Write out the listing below in full and exactly, leaving out every picture.

• [Task input]
■ ■ ■ ■
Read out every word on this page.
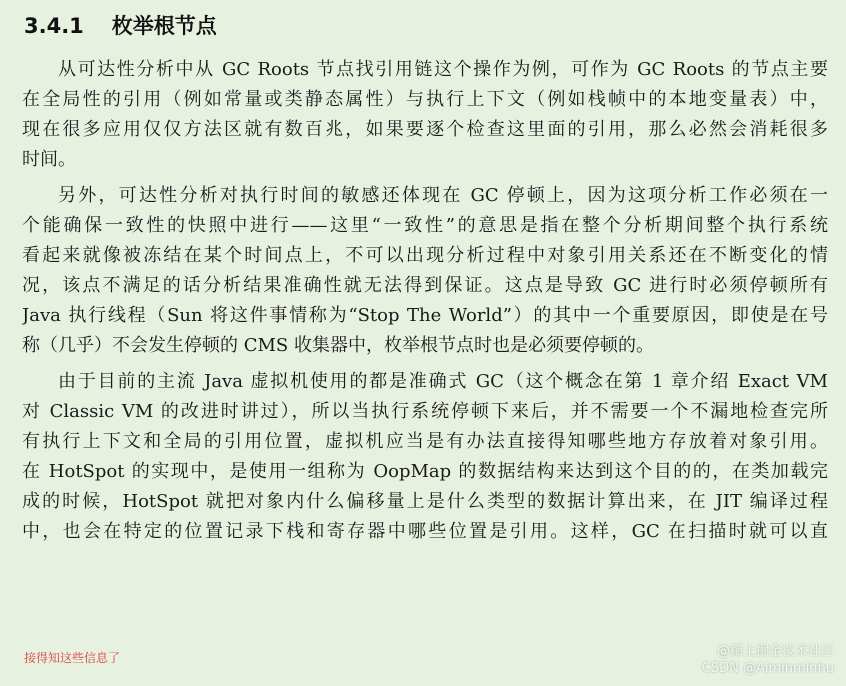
3.4.1 枚举根节点
从可达性分析中从 GC Roots 节点找引用链这个操作为例，可作为 GC Roots 的节点主要
在全局性的引用（例如常量或类静态属性）与执行上下文（例如栈帧中的本地变量表）中，
现在很多应用仅仅方法区就有数百兆，如果要逐个检查这里面的引用，那么必然会消耗很多
时间。
另外，可达性分析对执行时间的敏感还体现在 GC 停顿上，因为这项分析工作必须在一
个能确保一致性的快照中进行——这里“一致性”的意思是指在整个分析期间整个执行系统
看起来就像被冻结在某个时间点上，不可以出现分析过程中对象引用关系还在不断变化的情
况，该点不满足的话分析结果准确性就无法得到保证。这点是导致 GC 进行时必须停顿所有
Java 执行线程（Sun 将这件事情称为“Stop The World”）的其中一个重要原因，即使是在号
称（几乎）不会发生停顿的 CMS 收集器中，枚举根节点时也是必须要停顿的。
由于目前的主流 Java 虚拟机使用的都是准确式 GC（这个概念在第 1 章介绍 Exact VM
对 Classic VM 的改进时讲过），所以当执行系统停顿下来后，并不需要一个不漏地检查完所
有执行上下文和全局的引用位置，虚拟机应当是有办法直接得知哪些地方存放着对象引用。
在 HotSpot 的实现中，是使用一组称为 OopMap 的数据结构来达到这个目的的，在类加载完
成的时候，HotSpot 就把对象内什么偏移量上是什么类型的数据计算出来，在 JIT 编译过程
中，也会在特定的位置记录下栈和寄存器中哪些位置是引用。这样，GC 在扫描时就可以直
接得知这些信息了	@稀土掘金技术社区
CSDN @Aiminminhu
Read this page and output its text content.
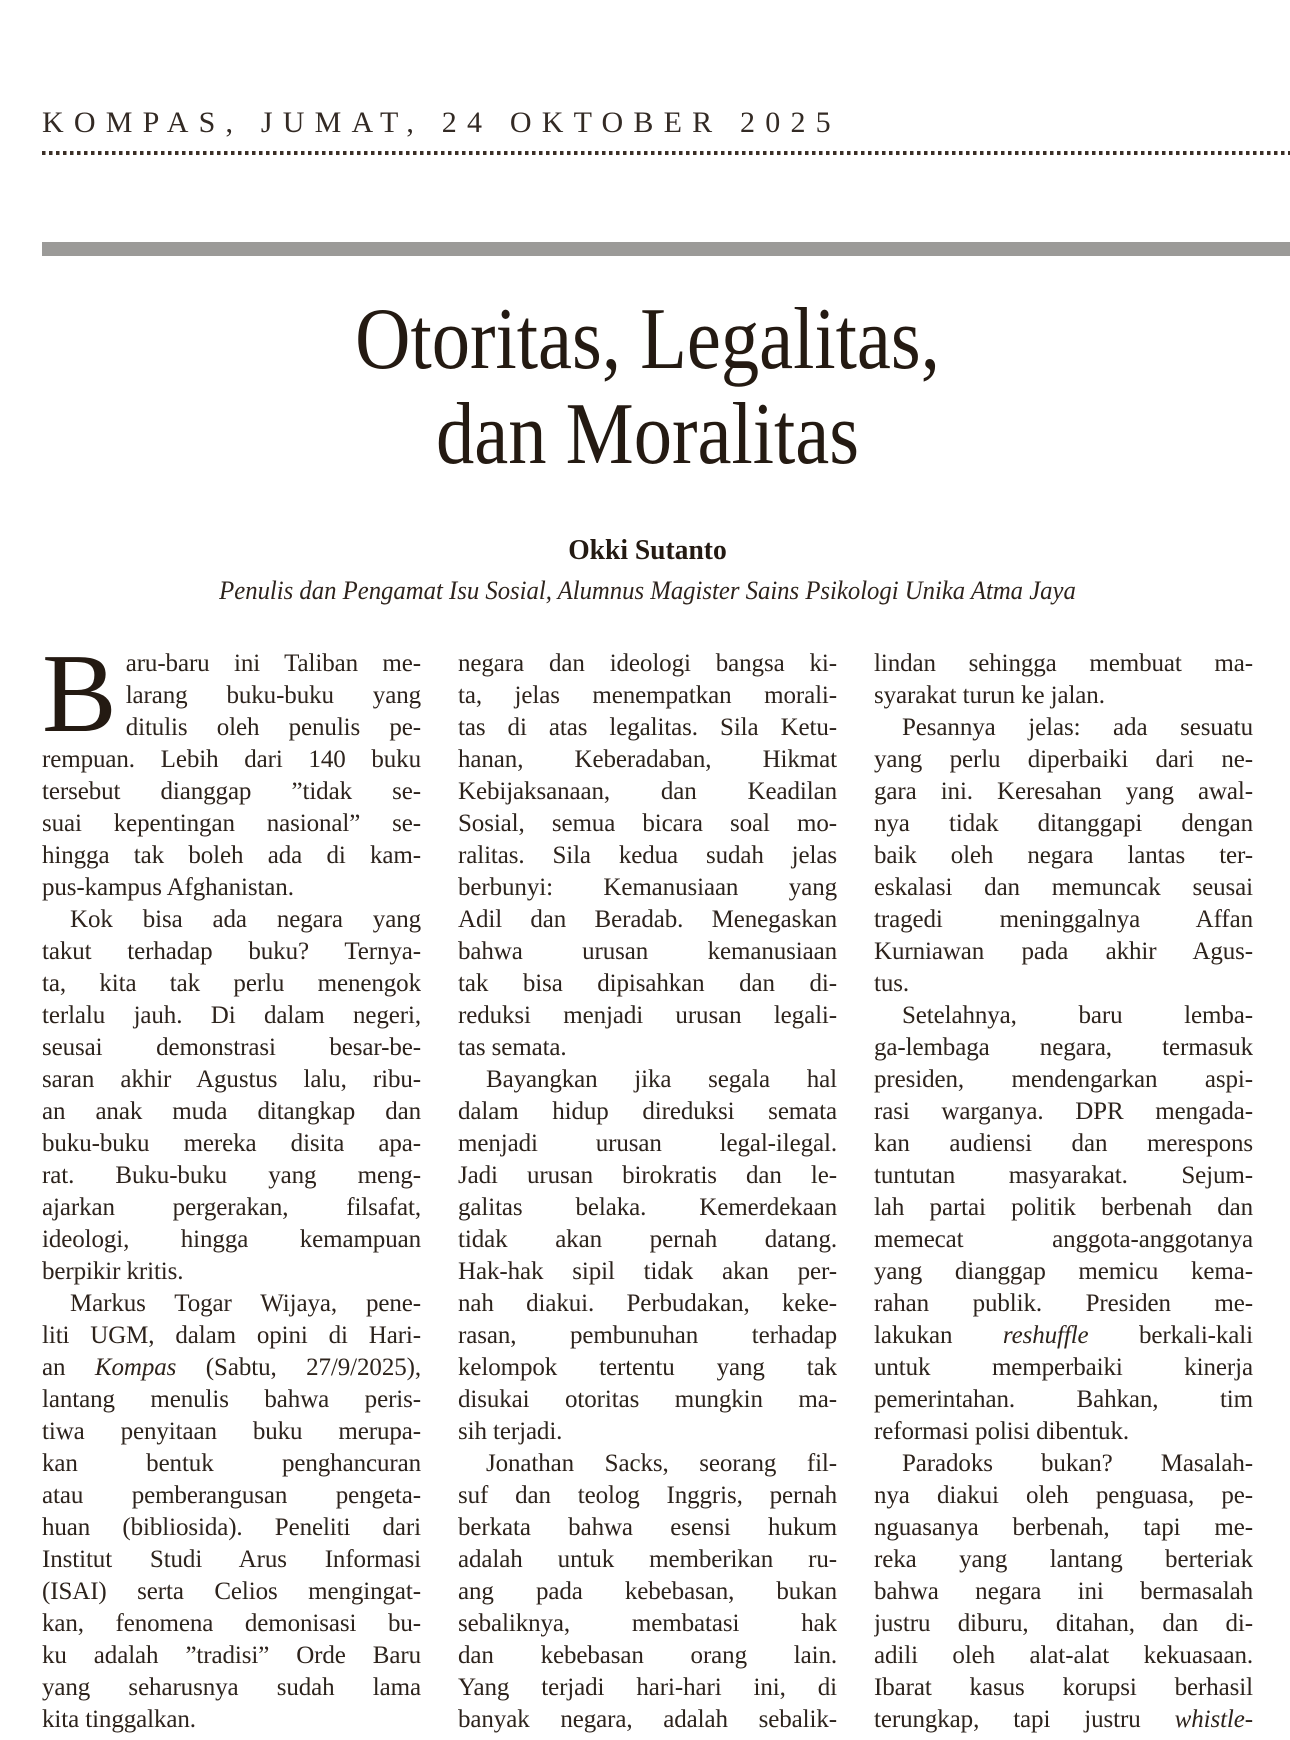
KOMPAS, JUMAT, 24 OKTOBER 2025
Otoritas, Legalitas,
dan Moralitas
Okki Sutanto
Penulis dan Pengamat Isu Sosial, Alumnus Magister Sains Psikologi Unika Atma Jaya
B aru-baru ini Taliban me-
larang buku-buku yang
ditulis oleh penulis pe-
rempuan. Lebih dari 140 buku
tersebut dianggap ”tidak se-
suai kepentingan nasional” se-
hingga tak boleh ada di kam-
pus-kampus Afghanistan.
Kok bisa ada negara yang
takut terhadap buku? Ternya-
ta, kita tak perlu menengok
terlalu jauh. Di dalam negeri,
seusai demonstrasi besar-be-
saran akhir Agustus lalu, ribu-
an anak muda ditangkap dan
buku-buku mereka disita apa-
rat. Buku-buku yang meng-
ajarkan pergerakan, filsafat,
ideologi, hingga kemampuan
berpikir kritis.
Markus Togar Wijaya, pene-
liti UGM, dalam opini di Hari-
an Kompas (Sabtu, 27/9/2025),
lantang menulis bahwa peris-
tiwa penyitaan buku merupa-
kan bentuk penghancuran
atau pemberangusan pengeta-
huan (bibliosida). Peneliti dari
Institut Studi Arus Informasi
(ISAI) serta Celios mengingat-
kan, fenomena demonisasi bu-
ku adalah ”tradisi” Orde Baru
yang seharusnya sudah lama
kita tinggalkan.
negara dan ideologi bangsa ki-
ta, jelas menempatkan morali-
tas di atas legalitas. Sila Ketu-
hanan, Keberadaban, Hikmat
Kebijaksanaan, dan Keadilan
Sosial, semua bicara soal mo-
ralitas. Sila kedua sudah jelas
berbunyi: Kemanusiaan yang
Adil dan Beradab. Menegaskan
bahwa urusan kemanusiaan
tak bisa dipisahkan dan di-
reduksi menjadi urusan legali-
tas semata.
Bayangkan jika segala hal
dalam hidup direduksi semata
menjadi urusan legal-ilegal.
Jadi urusan birokratis dan le-
galitas belaka. Kemerdekaan
tidak akan pernah datang.
Hak-hak sipil tidak akan per-
nah diakui. Perbudakan, keke-
rasan, pembunuhan terhadap
kelompok tertentu yang tak
disukai otoritas mungkin ma-
sih terjadi.
Jonathan Sacks, seorang fil-
suf dan teolog Inggris, pernah
berkata bahwa esensi hukum
adalah untuk memberikan ru-
ang pada kebebasan, bukan
sebaliknya, membatasi hak
dan kebebasan orang lain.
Yang terjadi hari-hari ini, di
banyak negara, adalah sebalik-
lindan sehingga membuat ma-
syarakat turun ke jalan.
Pesannya jelas: ada sesuatu
yang perlu diperbaiki dari ne-
gara ini. Keresahan yang awal-
nya tidak ditanggapi dengan
baik oleh negara lantas ter-
eskalasi dan memuncak seusai
tragedi meninggalnya Affan
Kurniawan pada akhir Agus-
tus.
Setelahnya, baru lemba-
ga-lembaga negara, termasuk
presiden, mendengarkan aspi-
rasi warganya. DPR mengada-
kan audiensi dan merespons
tuntutan masyarakat. Sejum-
lah partai politik berbenah dan
memecat anggota-anggotanya
yang dianggap memicu kema-
rahan publik. Presiden me-
lakukan reshuffle berkali-kali
untuk memperbaiki kinerja
pemerintahan. Bahkan, tim
reformasi polisi dibentuk.
Paradoks bukan? Masalah-
nya diakui oleh penguasa, pe-
nguasanya berbenah, tapi me-
reka yang lantang berteriak
bahwa negara ini bermasalah
justru diburu, ditahan, dan di-
adili oleh alat-alat kekuasaan.
Ibarat kasus korupsi berhasil
terungkap, tapi justru whistle-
■ ■ ■ ■
• [Output]
Read out every word on this page.
3.4.1 枚举根节点
从可达性分析中从 GC Roots 节点找引用链这个操作为例，可作为 GC Roots 的节点主要
在全局性的引用（例如常量或类静态属性）与执行上下文（例如栈帧中的本地变量表）中，
现在很多应用仅仅方法区就有数百兆，如果要逐个检查这里面的引用，那么必然会消耗很多
时间。
另外，可达性分析对执行时间的敏感还体现在 GC 停顿上，因为这项分析工作必须在一
个能确保一致性的快照中进行——这里“一致性”的意思是指在整个分析期间整个执行系统
看起来就像被冻结在某个时间点上，不可以出现分析过程中对象引用关系还在不断变化的情
况，该点不满足的话分析结果准确性就无法得到保证。这点是导致 GC 进行时必须停顿所有
Java 执行线程（Sun 将这件事情称为“Stop The World”）的其中一个重要原因，即使是在号
称（几乎）不会发生停顿的 CMS 收集器中，枚举根节点时也是必须要停顿的。
由于目前的主流 Java 虚拟机使用的都是准确式 GC（这个概念在第 1 章介绍 Exact VM
对 Classic VM 的改进时讲过），所以当执行系统停顿下来后，并不需要一个不漏地检查完所
有执行上下文和全局的引用位置，虚拟机应当是有办法直接得知哪些地方存放着对象引用。
在 HotSpot 的实现中，是使用一组称为 OopMap 的数据结构来达到这个目的的，在类加载完
成的时候，HotSpot 就把对象内什么偏移量上是什么类型的数据计算出来，在 JIT 编译过程
中，也会在特定的位置记录下栈和寄存器中哪些位置是引用。这样，GC 在扫描时就可以直
接得知这些信息了	@稀土掘金技术社区
CSDN @Aiminminhu
Read this page and output its text content.
KOMPAS, JUMAT, 24 OKTOBER 2025
Otoritas, Legalitas,
dan Moralitas
Okki Sutanto
Penulis dan Pengamat Isu Sosial, Alumnus Magister Sains Psikologi Unika Atma Jaya
B aru-baru ini Taliban me-
larang buku-buku yang
ditulis oleh penulis pe-
rempuan. Lebih dari 140 buku
tersebut dianggap ”tidak se-
suai kepentingan nasional” se-
hingga tak boleh ada di kam-
pus-kampus Afghanistan.
Kok bisa ada negara yang
takut terhadap buku? Ternya-
ta, kita tak perlu menengok
terlalu jauh. Di dalam negeri,
seusai demonstrasi besar-be-
saran akhir Agustus lalu, ribu-
an anak muda ditangkap dan
buku-buku mereka disita apa-
rat. Buku-buku yang meng-
ajarkan pergerakan, filsafat,
ideologi, hingga kemampuan
berpikir kritis.
Markus Togar Wijaya, pene-
liti UGM, dalam opini di Hari-
an Kompas (Sabtu, 27/9/2025),
lantang menulis bahwa peris-
tiwa penyitaan buku merupa-
kan bentuk penghancuran
atau pemberangusan pengeta-
huan (bibliosida). Peneliti dari
Institut Studi Arus Informasi
(ISAI) serta Celios mengingat-
kan, fenomena demonisasi bu-
ku adalah ”tradisi” Orde Baru
yang seharusnya sudah lama
kita tinggalkan.
negara dan ideologi bangsa ki-
ta, jelas menempatkan morali-
tas di atas legalitas. Sila Ketu-
hanan, Keberadaban, Hikmat
Kebijaksanaan, dan Keadilan
Sosial, semua bicara soal mo-
ralitas. Sila kedua sudah jelas
berbunyi: Kemanusiaan yang
Adil dan Beradab. Menegaskan
bahwa urusan kemanusiaan
tak bisa dipisahkan dan di-
reduksi menjadi urusan legali-
tas semata.
Bayangkan jika segala hal
dalam hidup direduksi semata
menjadi urusan legal-ilegal.
Jadi urusan birokratis dan le-
galitas belaka. Kemerdekaan
tidak akan pernah datang.
Hak-hak sipil tidak akan per-
nah diakui. Perbudakan, keke-
rasan, pembunuhan terhadap
kelompok tertentu yang tak
disukai otoritas mungkin ma-
sih terjadi.
Jonathan Sacks, seorang fil-
suf dan teolog Inggris, pernah
berkata bahwa esensi hukum
adalah untuk memberikan ru-
ang pada kebebasan, bukan
sebaliknya, membatasi hak
dan kebebasan orang lain.
Yang terjadi hari-hari ini, di
banyak negara, adalah sebalik-
lindan sehingga membuat ma-
syarakat turun ke jalan.
Pesannya jelas: ada sesuatu
yang perlu diperbaiki dari ne-
gara ini. Keresahan yang awal-
nya tidak ditanggapi dengan
baik oleh negara lantas ter-
eskalasi dan memuncak seusai
tragedi meninggalnya Affan
Kurniawan pada akhir Agus-
tus.
Setelahnya, baru lemba-
ga-lembaga negara, termasuk
presiden, mendengarkan aspi-
rasi warganya. DPR mengada-
kan audiensi dan merespons
tuntutan masyarakat. Sejum-
lah partai politik berbenah dan
memecat anggota-anggotanya
yang dianggap memicu kema-
rahan publik. Presiden me-
lakukan reshuffle berkali-kali
untuk memperbaiki kinerja
pemerintahan. Bahkan, tim
reformasi polisi dibentuk.
Paradoks bukan? Masalah-
nya diakui oleh penguasa, pe-
nguasanya berbenah, tapi me-
reka yang lantang berteriak
bahwa negara ini bermasalah
justru diburu, ditahan, dan di-
adili oleh alat-alat kekuasaan.
Ibarat kasus korupsi berhasil
terungkap, tapi justru whistle-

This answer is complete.